-- Begin DATA TO USE --

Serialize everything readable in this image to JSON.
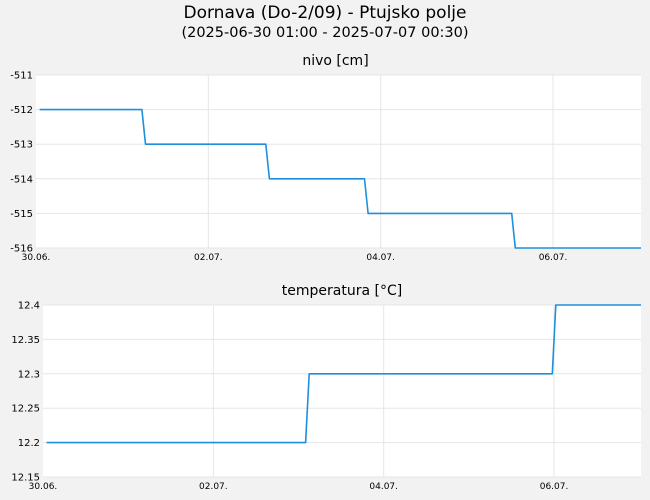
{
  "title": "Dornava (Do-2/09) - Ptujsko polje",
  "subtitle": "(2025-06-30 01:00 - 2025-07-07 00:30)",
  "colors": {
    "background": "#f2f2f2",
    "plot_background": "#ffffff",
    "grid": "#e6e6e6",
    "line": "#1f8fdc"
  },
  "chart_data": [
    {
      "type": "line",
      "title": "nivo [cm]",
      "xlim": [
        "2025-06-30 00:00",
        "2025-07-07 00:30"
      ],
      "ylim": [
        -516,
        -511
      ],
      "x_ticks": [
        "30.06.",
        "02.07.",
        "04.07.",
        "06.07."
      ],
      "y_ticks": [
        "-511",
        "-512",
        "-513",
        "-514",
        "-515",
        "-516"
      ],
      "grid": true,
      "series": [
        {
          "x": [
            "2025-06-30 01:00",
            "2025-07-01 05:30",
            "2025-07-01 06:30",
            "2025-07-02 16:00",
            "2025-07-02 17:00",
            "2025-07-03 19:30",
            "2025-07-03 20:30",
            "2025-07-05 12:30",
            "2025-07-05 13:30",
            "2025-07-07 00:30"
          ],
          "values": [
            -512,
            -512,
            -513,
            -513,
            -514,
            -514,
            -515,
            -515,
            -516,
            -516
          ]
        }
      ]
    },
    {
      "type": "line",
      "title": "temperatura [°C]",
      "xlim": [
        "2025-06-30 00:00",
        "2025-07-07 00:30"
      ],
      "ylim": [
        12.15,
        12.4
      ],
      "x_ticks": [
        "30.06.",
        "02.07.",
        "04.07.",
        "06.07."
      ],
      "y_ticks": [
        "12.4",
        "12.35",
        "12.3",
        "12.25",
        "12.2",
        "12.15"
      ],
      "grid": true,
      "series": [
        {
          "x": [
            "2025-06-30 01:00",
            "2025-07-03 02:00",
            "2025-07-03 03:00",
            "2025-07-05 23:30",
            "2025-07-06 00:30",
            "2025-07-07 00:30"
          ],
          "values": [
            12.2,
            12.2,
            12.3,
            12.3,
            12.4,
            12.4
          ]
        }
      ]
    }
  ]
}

-- End DATA TO USE --

TO BE DONE ->
Except for the pictures, give all the material above again verbatim.

RIGHT ANSWER ->
Serialize everything readable in this image to JSON.
{
  "title": "Dornava (Do-2/09) - Ptujsko polje",
  "subtitle": "(2025-06-30 01:00 - 2025-07-07 00:30)",
  "colors": {
    "background": "#f2f2f2",
    "plot_background": "#ffffff",
    "grid": "#e6e6e6",
    "line": "#1f8fdc"
  },
  "chart_data": [
    {
      "type": "line",
      "title": "nivo [cm]",
      "xlim": [
        "2025-06-30 00:00",
        "2025-07-07 00:30"
      ],
      "ylim": [
        -516,
        -511
      ],
      "x_ticks": [
        "30.06.",
        "02.07.",
        "04.07.",
        "06.07."
      ],
      "y_ticks": [
        "-511",
        "-512",
        "-513",
        "-514",
        "-515",
        "-516"
      ],
      "grid": true,
      "series": [
        {
          "x": [
            "2025-06-30 01:00",
            "2025-07-01 05:30",
            "2025-07-01 06:30",
            "2025-07-02 16:00",
            "2025-07-02 17:00",
            "2025-07-03 19:30",
            "2025-07-03 20:30",
            "2025-07-05 12:30",
            "2025-07-05 13:30",
            "2025-07-07 00:30"
          ],
          "values": [
            -512,
            -512,
            -513,
            -513,
            -514,
            -514,
            -515,
            -515,
            -516,
            -516
          ]
        }
      ]
    },
    {
      "type": "line",
      "title": "temperatura [°C]",
      "xlim": [
        "2025-06-30 00:00",
        "2025-07-07 00:30"
      ],
      "ylim": [
        12.15,
        12.4
      ],
      "x_ticks": [
        "30.06.",
        "02.07.",
        "04.07.",
        "06.07."
      ],
      "y_ticks": [
        "12.4",
        "12.35",
        "12.3",
        "12.25",
        "12.2",
        "12.15"
      ],
      "grid": true,
      "series": [
        {
          "x": [
            "2025-06-30 01:00",
            "2025-07-03 02:00",
            "2025-07-03 03:00",
            "2025-07-05 23:30",
            "2025-07-06 00:30",
            "2025-07-07 00:30"
          ],
          "values": [
            12.2,
            12.2,
            12.3,
            12.3,
            12.4,
            12.4
          ]
        }
      ]
    }
  ]
}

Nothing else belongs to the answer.